Rewrite the material with "12:42 PM" replaced by "1:15 PM" wherever it appears, changing nothing else and omitting the pictures.

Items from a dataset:
=====

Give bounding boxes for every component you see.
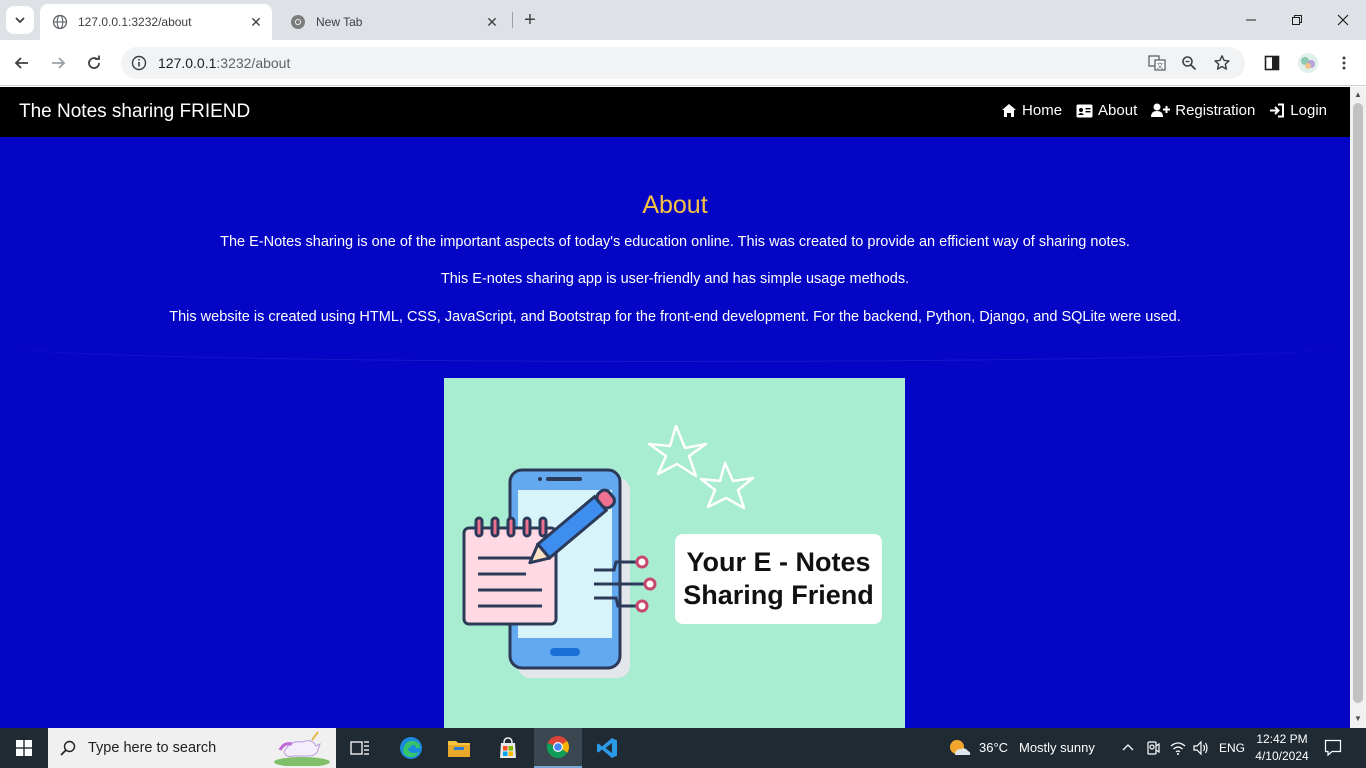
unicorn-search-highlight-icon — [274, 731, 330, 766]
reload-icon — [88, 55, 100, 69]
back-button[interactable] — [8, 49, 36, 77]
menu-button[interactable] — [1330, 49, 1358, 77]
url-text: 127.0.0.1:3232/about — [158, 55, 291, 71]
chrome-taskbar-button[interactable] — [534, 728, 582, 768]
nav-about-label: About — [1098, 102, 1138, 119]
vscode-icon — [597, 738, 617, 758]
globe-icon — [52, 14, 68, 30]
close-icon[interactable]: ✕ — [246, 12, 266, 32]
bookmark-star-icon[interactable] — [1210, 51, 1234, 75]
edge-taskbar-button[interactable] — [387, 728, 435, 768]
tab-separator — [512, 12, 513, 28]
site-brand[interactable]: The Notes sharing FRIEND — [19, 101, 250, 123]
clock-time: 12:42 PM — [1256, 732, 1308, 746]
nav-home-label: Home — [1022, 102, 1063, 119]
minimize-icon — [1246, 19, 1256, 21]
forward-button[interactable] — [44, 49, 72, 77]
site-info-icon[interactable] — [127, 51, 151, 75]
clock-date: 4/10/2024 — [1255, 749, 1309, 763]
start-button[interactable] — [0, 728, 48, 768]
hero-caption-line-1: Your E - Notes — [686, 547, 871, 577]
camera-icon[interactable] — [1145, 740, 1161, 761]
file-explorer-taskbar-button[interactable] — [435, 728, 483, 768]
id-card-icon — [1076, 104, 1093, 117]
login-icon — [1270, 103, 1285, 118]
store-icon — [500, 737, 516, 758]
page-scrollbar[interactable]: ▲ ▼ — [1350, 87, 1366, 728]
minimize-button[interactable] — [1228, 0, 1274, 40]
arrow-left-icon — [14, 57, 28, 69]
edge-icon — [400, 737, 422, 759]
tab-title: 127.0.0.1:3232/about — [78, 15, 192, 29]
tab-about[interactable]: 127.0.0.1:3232/about ✕ — [40, 4, 272, 40]
chrome-icon — [546, 736, 569, 758]
nav-login-link[interactable]: Login — [1269, 102, 1327, 119]
tab-title: New Tab — [316, 15, 363, 29]
about-paragraph-1: The E-Notes sharing is one of the import… — [220, 234, 1130, 250]
profile-button[interactable] — [1294, 49, 1322, 77]
store-taskbar-button[interactable] — [484, 728, 532, 768]
scroll-up-arrow-icon[interactable]: ▲ — [1354, 91, 1362, 99]
nav-registration-link[interactable]: Registration — [1151, 102, 1255, 119]
user-plus-icon — [1151, 103, 1171, 117]
page-viewport: The Notes sharing FRIEND Home About Regi… — [0, 87, 1350, 728]
nav-registration-label: Registration — [1175, 102, 1256, 119]
windows-taskbar: Type here to search 36°C Mostly sunny EN… — [0, 728, 1366, 768]
search-placeholder: Type here to search — [88, 740, 217, 756]
tab-search-button[interactable] — [6, 6, 34, 34]
home-icon — [1002, 104, 1017, 117]
weather-condition[interactable]: Mostly sunny — [1019, 740, 1095, 755]
weather-temp[interactable]: 36°C — [979, 740, 1008, 755]
svg-text:文: 文 — [1157, 61, 1164, 70]
address-bar[interactable]: 127.0.0.1:3232/about 文 — [121, 47, 1245, 79]
volume-icon[interactable] — [1192, 740, 1210, 761]
more-vertical-icon — [1342, 56, 1346, 70]
about-paragraph-2: This E-notes sharing app is user-friendl… — [440, 271, 910, 287]
scrollbar-thumb[interactable] — [1353, 103, 1363, 703]
browser-toolbar: 127.0.0.1:3232/about 文 — [0, 40, 1366, 86]
nav-home-link[interactable]: Home — [1001, 102, 1062, 119]
scroll-down-arrow-icon[interactable]: ▼ — [1354, 715, 1362, 723]
notifications-icon[interactable] — [1324, 739, 1342, 762]
close-icon — [1337, 14, 1349, 26]
reload-button[interactable] — [80, 49, 108, 77]
taskbar-search-box[interactable]: Type here to search — [48, 728, 336, 768]
folder-icon — [448, 741, 470, 757]
task-view-icon — [350, 741, 369, 755]
windows-logo-icon — [16, 740, 32, 756]
new-tab-button[interactable]: + — [518, 8, 542, 32]
tab-new-tab[interactable]: New Tab ✕ — [278, 4, 508, 40]
taskbar-clock[interactable]: 12:42 PM 4/10/2024 — [1242, 731, 1322, 765]
hero-illustration: Your E - Notes Sharing Friend — [444, 378, 905, 728]
close-window-button[interactable] — [1320, 0, 1366, 40]
task-view-button[interactable] — [336, 728, 384, 768]
close-icon[interactable]: ✕ — [482, 12, 502, 32]
browser-tab-bar: 127.0.0.1:3232/about ✕ New Tab ✕ + — [0, 0, 1366, 40]
side-panel-button[interactable] — [1258, 49, 1286, 77]
about-paragraph-3: This website is created using HTML, CSS,… — [169, 309, 1181, 325]
restore-button[interactable] — [1274, 0, 1320, 40]
restore-icon — [1292, 15, 1302, 25]
nav-about-link[interactable]: About — [1076, 102, 1137, 119]
chrome-icon — [290, 14, 306, 30]
vscode-taskbar-button[interactable] — [583, 728, 631, 768]
translate-icon[interactable]: 文 — [1145, 51, 1169, 75]
section-divider-curve — [10, 332, 1340, 362]
site-navbar: The Notes sharing FRIEND Home About Regi… — [0, 87, 1350, 137]
nav-login-label: Login — [1290, 102, 1327, 119]
chevron-down-icon — [15, 17, 25, 24]
nav-links: Home About Registration Login — [1001, 102, 1327, 119]
side-panel-icon — [1264, 55, 1280, 71]
arrow-right-icon — [52, 57, 66, 69]
avatar-icon — [1298, 53, 1318, 73]
chevron-up-icon[interactable] — [1121, 741, 1135, 760]
hero-caption-line-2: Sharing Friend — [683, 580, 874, 610]
hero-caption-card: Your E - Notes Sharing Friend — [675, 534, 882, 624]
weather-icon[interactable] — [947, 737, 971, 764]
search-icon — [48, 740, 88, 756]
zoom-icon[interactable] — [1177, 51, 1201, 75]
wifi-icon[interactable] — [1169, 740, 1187, 761]
page-title: About — [642, 191, 708, 219]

=====

RESPONSE TO THIS EXERCISE ->
Give bounding boxes for every component you see.
unicorn-search-highlight-icon — [274, 731, 330, 766]
reload-icon — [88, 55, 100, 69]
back-button[interactable] — [8, 49, 36, 77]
menu-button[interactable] — [1330, 49, 1358, 77]
url-text: 127.0.0.1:3232/about — [158, 55, 291, 71]
chrome-taskbar-button[interactable] — [534, 728, 582, 768]
nav-about-label: About — [1098, 102, 1138, 119]
vscode-icon — [597, 738, 617, 758]
globe-icon — [52, 14, 68, 30]
close-icon[interactable]: ✕ — [246, 12, 266, 32]
bookmark-star-icon[interactable] — [1210, 51, 1234, 75]
edge-taskbar-button[interactable] — [387, 728, 435, 768]
tab-separator — [512, 12, 513, 28]
site-brand[interactable]: The Notes sharing FRIEND — [19, 101, 250, 123]
clock-time: 1:15 PM — [1256, 732, 1308, 746]
nav-home-label: Home — [1022, 102, 1063, 119]
minimize-icon — [1246, 19, 1256, 21]
forward-button[interactable] — [44, 49, 72, 77]
site-info-icon[interactable] — [127, 51, 151, 75]
clock-date: 4/10/2024 — [1255, 749, 1309, 763]
start-button[interactable] — [0, 728, 48, 768]
hero-caption-line-1: Your E - Notes — [686, 547, 871, 577]
camera-icon[interactable] — [1145, 740, 1161, 761]
file-explorer-taskbar-button[interactable] — [435, 728, 483, 768]
id-card-icon — [1076, 104, 1093, 117]
login-icon — [1270, 103, 1285, 118]
store-icon — [500, 737, 516, 758]
page-scrollbar[interactable]: ▲ ▼ — [1350, 87, 1366, 728]
minimize-button[interactable] — [1228, 0, 1274, 40]
arrow-left-icon — [14, 57, 28, 69]
edge-icon — [400, 737, 422, 759]
tab-title: 127.0.0.1:3232/about — [78, 15, 192, 29]
tab-about[interactable]: 127.0.0.1:3232/about ✕ — [40, 4, 272, 40]
chrome-icon — [546, 736, 569, 758]
nav-login-link[interactable]: Login — [1269, 102, 1327, 119]
tab-title: New Tab — [316, 15, 363, 29]
about-paragraph-1: The E-Notes sharing is one of the import… — [220, 234, 1130, 250]
profile-button[interactable] — [1294, 49, 1322, 77]
store-taskbar-button[interactable] — [484, 728, 532, 768]
scroll-up-arrow-icon[interactable]: ▲ — [1354, 91, 1362, 99]
nav-registration-link[interactable]: Registration — [1151, 102, 1255, 119]
user-plus-icon — [1151, 103, 1171, 117]
page-viewport: The Notes sharing FRIEND Home About Regi… — [0, 87, 1350, 728]
nav-registration-label: Registration — [1175, 102, 1256, 119]
windows-taskbar: Type here to search 36°C Mostly sunny EN… — [0, 728, 1366, 768]
search-placeholder: Type here to search — [88, 740, 217, 756]
tab-search-button[interactable] — [6, 6, 34, 34]
home-icon — [1002, 104, 1017, 117]
weather-condition[interactable]: Mostly sunny — [1019, 740, 1095, 755]
weather-temp[interactable]: 36°C — [979, 740, 1008, 755]
svg-text:文: 文 — [1157, 61, 1164, 70]
address-bar[interactable]: 127.0.0.1:3232/about 文 — [121, 47, 1245, 79]
volume-icon[interactable] — [1192, 740, 1210, 761]
more-vertical-icon — [1342, 56, 1346, 70]
about-paragraph-2: This E-notes sharing app is user-friendl… — [440, 271, 910, 287]
scrollbar-thumb[interactable] — [1353, 103, 1363, 703]
browser-toolbar: 127.0.0.1:3232/about 文 — [0, 40, 1366, 86]
nav-home-link[interactable]: Home — [1001, 102, 1062, 119]
scroll-down-arrow-icon[interactable]: ▼ — [1354, 715, 1362, 723]
notifications-icon[interactable] — [1324, 739, 1342, 762]
close-icon — [1337, 14, 1349, 26]
reload-button[interactable] — [80, 49, 108, 77]
taskbar-search-box[interactable]: Type here to search — [48, 728, 336, 768]
folder-icon — [448, 741, 470, 757]
task-view-icon — [350, 741, 369, 755]
windows-logo-icon — [16, 740, 32, 756]
new-tab-button[interactable]: + — [518, 8, 542, 32]
tab-new-tab[interactable]: New Tab ✕ — [278, 4, 508, 40]
taskbar-clock[interactable]: 1:15 PM 4/10/2024 — [1242, 731, 1322, 765]
hero-illustration: Your E - Notes Sharing Friend — [444, 378, 905, 728]
close-window-button[interactable] — [1320, 0, 1366, 40]
task-view-button[interactable] — [336, 728, 384, 768]
close-icon[interactable]: ✕ — [482, 12, 502, 32]
browser-tab-bar: 127.0.0.1:3232/about ✕ New Tab ✕ + — [0, 0, 1366, 40]
side-panel-button[interactable] — [1258, 49, 1286, 77]
about-paragraph-3: This website is created using HTML, CSS,… — [169, 309, 1181, 325]
restore-button[interactable] — [1274, 0, 1320, 40]
restore-icon — [1292, 15, 1302, 25]
nav-about-link[interactable]: About — [1076, 102, 1137, 119]
chrome-icon — [290, 14, 306, 30]
vscode-taskbar-button[interactable] — [583, 728, 631, 768]
translate-icon[interactable]: 文 — [1145, 51, 1169, 75]
section-divider-curve — [10, 332, 1340, 362]
site-navbar: The Notes sharing FRIEND Home About Regi… — [0, 87, 1350, 137]
nav-login-label: Login — [1290, 102, 1327, 119]
chevron-down-icon — [15, 17, 25, 24]
nav-links: Home About Registration Login — [1001, 102, 1327, 119]
side-panel-icon — [1264, 55, 1280, 71]
arrow-right-icon — [52, 57, 66, 69]
avatar-icon — [1298, 53, 1318, 73]
chevron-up-icon[interactable] — [1121, 741, 1135, 760]
hero-caption-line-2: Sharing Friend — [683, 580, 874, 610]
hero-caption-card: Your E - Notes Sharing Friend — [675, 534, 882, 624]
weather-icon[interactable] — [947, 737, 971, 764]
search-icon — [48, 740, 88, 756]
zoom-icon[interactable] — [1177, 51, 1201, 75]
wifi-icon[interactable] — [1169, 740, 1187, 761]
page-title: About — [642, 191, 708, 219]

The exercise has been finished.